## Job
Determine how many lines of this material contain "Policy". Give only the number.

## Data section
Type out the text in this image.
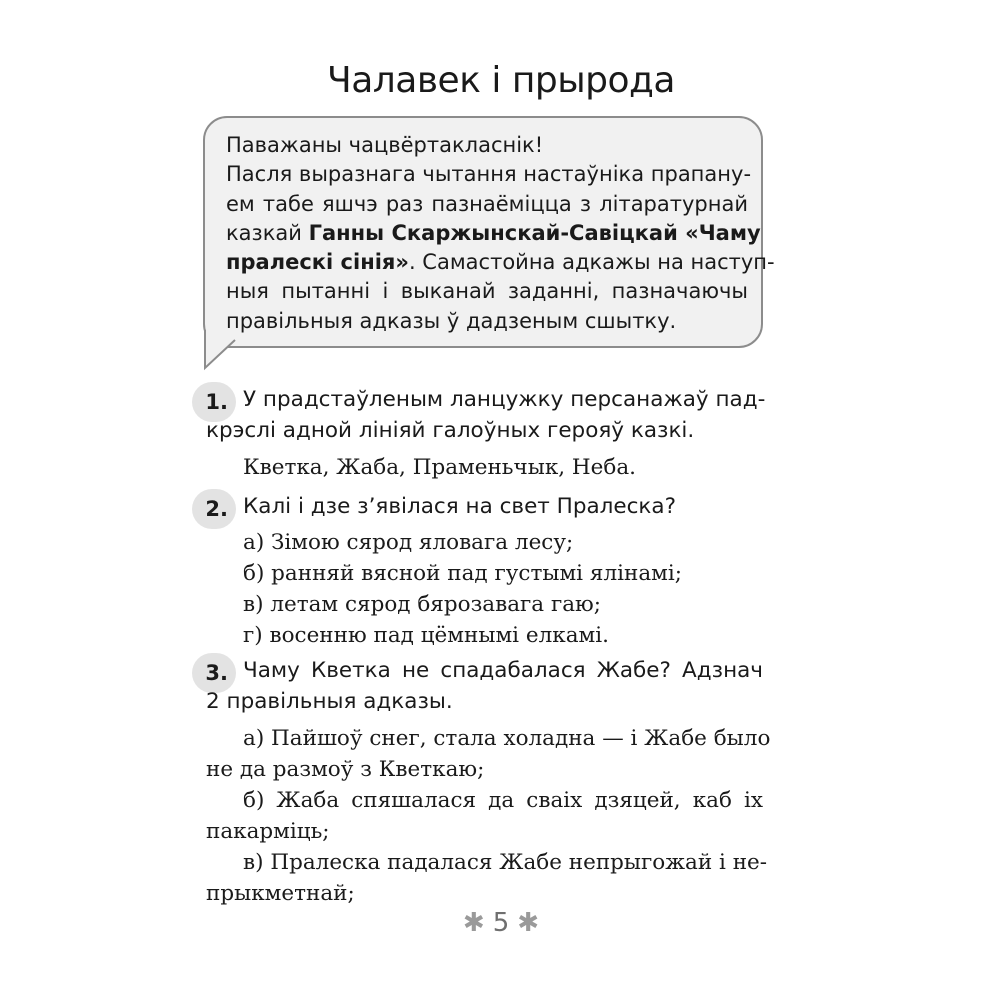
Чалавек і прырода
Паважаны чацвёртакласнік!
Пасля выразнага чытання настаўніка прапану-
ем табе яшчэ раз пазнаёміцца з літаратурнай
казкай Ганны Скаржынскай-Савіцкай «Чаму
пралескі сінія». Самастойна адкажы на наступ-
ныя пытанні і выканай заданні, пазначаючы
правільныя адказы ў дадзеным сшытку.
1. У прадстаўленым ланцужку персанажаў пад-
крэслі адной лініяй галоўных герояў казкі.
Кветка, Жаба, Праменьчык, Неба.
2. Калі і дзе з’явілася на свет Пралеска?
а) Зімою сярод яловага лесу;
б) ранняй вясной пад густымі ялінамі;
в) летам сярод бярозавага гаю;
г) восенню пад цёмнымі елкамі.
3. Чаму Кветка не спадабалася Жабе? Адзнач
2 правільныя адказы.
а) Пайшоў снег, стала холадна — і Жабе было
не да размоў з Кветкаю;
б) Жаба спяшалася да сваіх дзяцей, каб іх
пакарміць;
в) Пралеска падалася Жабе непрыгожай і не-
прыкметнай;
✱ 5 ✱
---
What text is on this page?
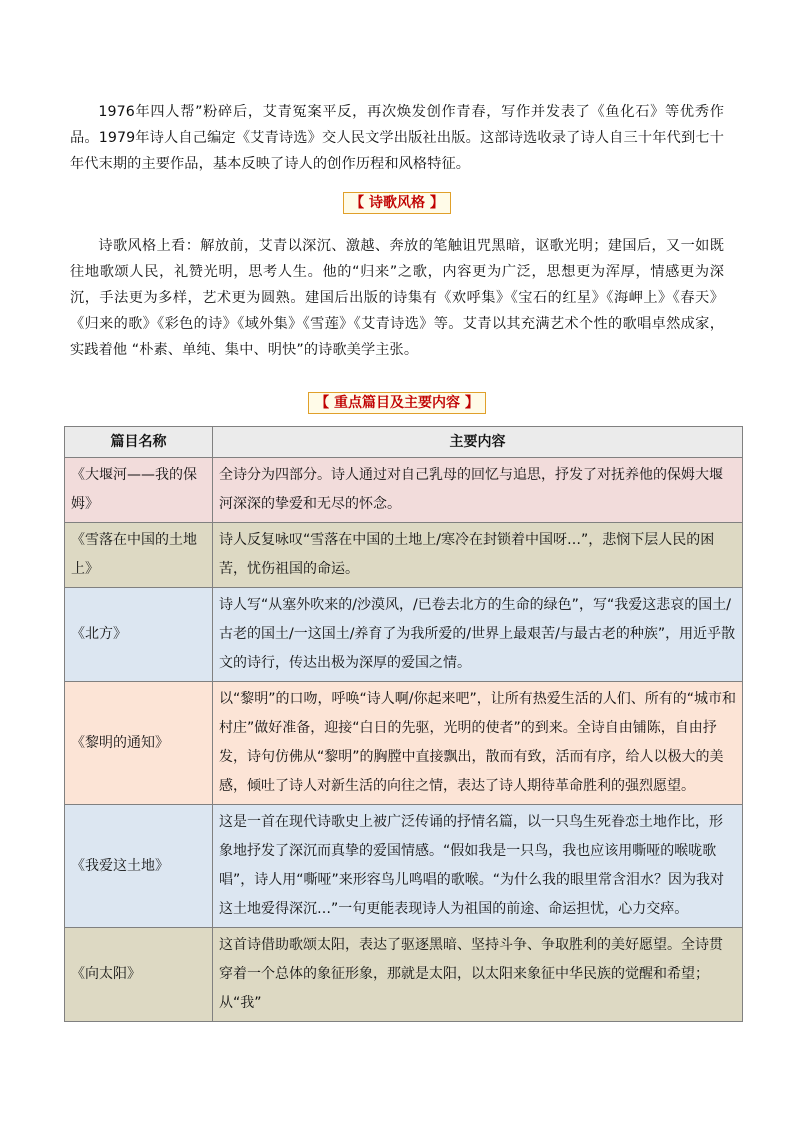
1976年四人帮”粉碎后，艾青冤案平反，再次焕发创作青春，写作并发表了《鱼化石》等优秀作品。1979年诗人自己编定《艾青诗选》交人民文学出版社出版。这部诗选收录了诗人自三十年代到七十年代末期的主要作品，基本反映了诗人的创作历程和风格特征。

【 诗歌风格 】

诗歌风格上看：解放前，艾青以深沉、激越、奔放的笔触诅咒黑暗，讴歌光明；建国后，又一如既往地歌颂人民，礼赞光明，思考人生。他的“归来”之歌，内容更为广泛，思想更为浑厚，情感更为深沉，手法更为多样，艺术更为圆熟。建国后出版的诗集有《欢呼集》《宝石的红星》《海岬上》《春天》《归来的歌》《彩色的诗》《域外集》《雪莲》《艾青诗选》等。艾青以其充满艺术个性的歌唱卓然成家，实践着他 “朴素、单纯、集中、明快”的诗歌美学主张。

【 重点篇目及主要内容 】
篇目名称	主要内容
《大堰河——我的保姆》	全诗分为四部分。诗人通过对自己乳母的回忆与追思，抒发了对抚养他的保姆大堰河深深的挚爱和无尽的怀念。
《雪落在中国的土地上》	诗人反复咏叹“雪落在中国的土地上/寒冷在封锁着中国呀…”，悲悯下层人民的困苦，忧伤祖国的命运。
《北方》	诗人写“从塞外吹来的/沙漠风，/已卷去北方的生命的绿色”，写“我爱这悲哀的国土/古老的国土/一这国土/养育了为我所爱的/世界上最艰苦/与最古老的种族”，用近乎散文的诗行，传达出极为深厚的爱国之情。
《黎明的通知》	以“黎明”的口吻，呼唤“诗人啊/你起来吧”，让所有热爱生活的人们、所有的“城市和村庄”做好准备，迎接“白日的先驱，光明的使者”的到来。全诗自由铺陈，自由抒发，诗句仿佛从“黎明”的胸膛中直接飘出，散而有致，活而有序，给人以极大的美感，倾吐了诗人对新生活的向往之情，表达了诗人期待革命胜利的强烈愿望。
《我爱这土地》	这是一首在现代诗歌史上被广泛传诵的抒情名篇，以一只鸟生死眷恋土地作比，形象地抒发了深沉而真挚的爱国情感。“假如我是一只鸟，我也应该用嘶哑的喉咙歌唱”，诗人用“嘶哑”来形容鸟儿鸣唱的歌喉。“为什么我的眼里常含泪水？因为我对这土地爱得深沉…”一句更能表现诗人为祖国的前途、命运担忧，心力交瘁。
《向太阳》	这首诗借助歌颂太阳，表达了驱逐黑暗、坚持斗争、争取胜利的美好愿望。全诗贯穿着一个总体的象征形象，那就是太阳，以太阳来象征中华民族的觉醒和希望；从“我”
==
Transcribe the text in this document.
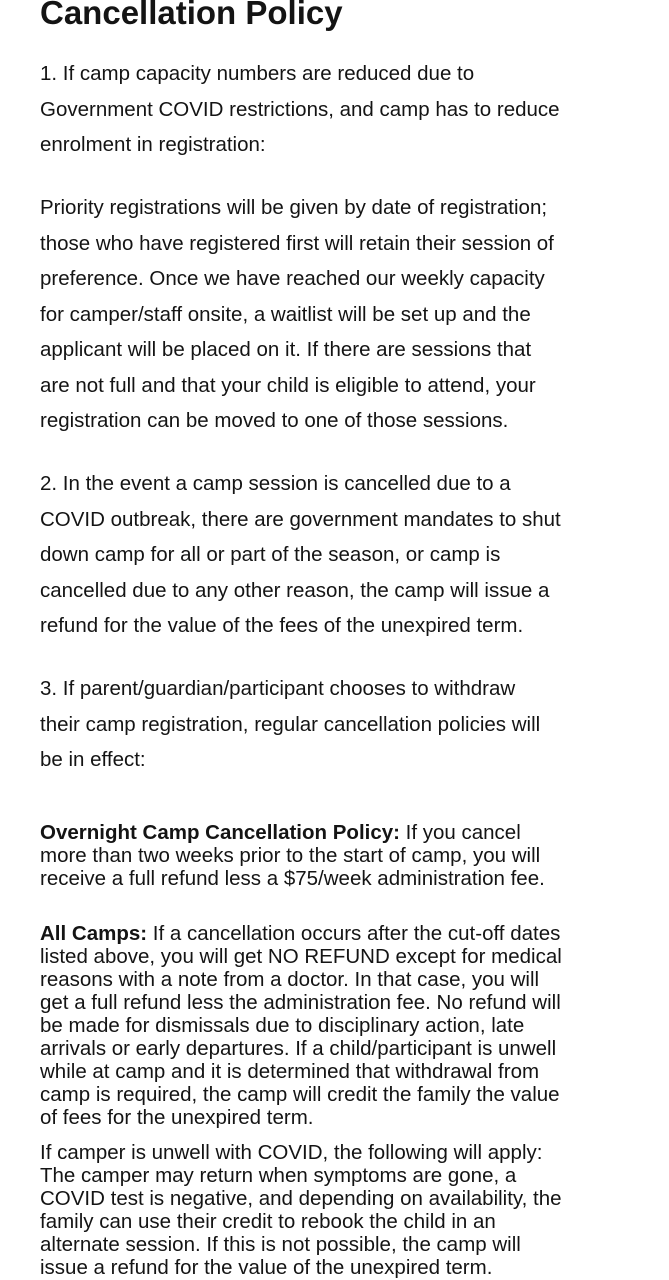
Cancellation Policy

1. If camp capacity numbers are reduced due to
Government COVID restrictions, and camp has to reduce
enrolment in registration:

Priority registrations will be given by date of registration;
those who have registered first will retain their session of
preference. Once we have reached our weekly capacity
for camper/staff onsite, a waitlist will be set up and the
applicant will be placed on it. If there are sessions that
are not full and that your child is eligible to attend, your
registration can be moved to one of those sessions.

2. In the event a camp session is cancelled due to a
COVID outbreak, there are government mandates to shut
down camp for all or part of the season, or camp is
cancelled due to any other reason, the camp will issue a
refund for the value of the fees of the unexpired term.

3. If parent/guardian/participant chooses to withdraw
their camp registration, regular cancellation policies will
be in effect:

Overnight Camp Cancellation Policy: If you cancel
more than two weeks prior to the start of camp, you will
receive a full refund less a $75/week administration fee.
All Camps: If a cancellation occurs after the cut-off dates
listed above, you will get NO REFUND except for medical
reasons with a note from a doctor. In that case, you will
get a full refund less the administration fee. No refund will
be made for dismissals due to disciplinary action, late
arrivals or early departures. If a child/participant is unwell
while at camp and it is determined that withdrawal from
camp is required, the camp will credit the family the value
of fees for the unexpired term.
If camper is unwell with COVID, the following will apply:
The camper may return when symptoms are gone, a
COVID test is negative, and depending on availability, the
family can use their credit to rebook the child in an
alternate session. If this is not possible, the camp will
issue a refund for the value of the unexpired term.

## Answer
2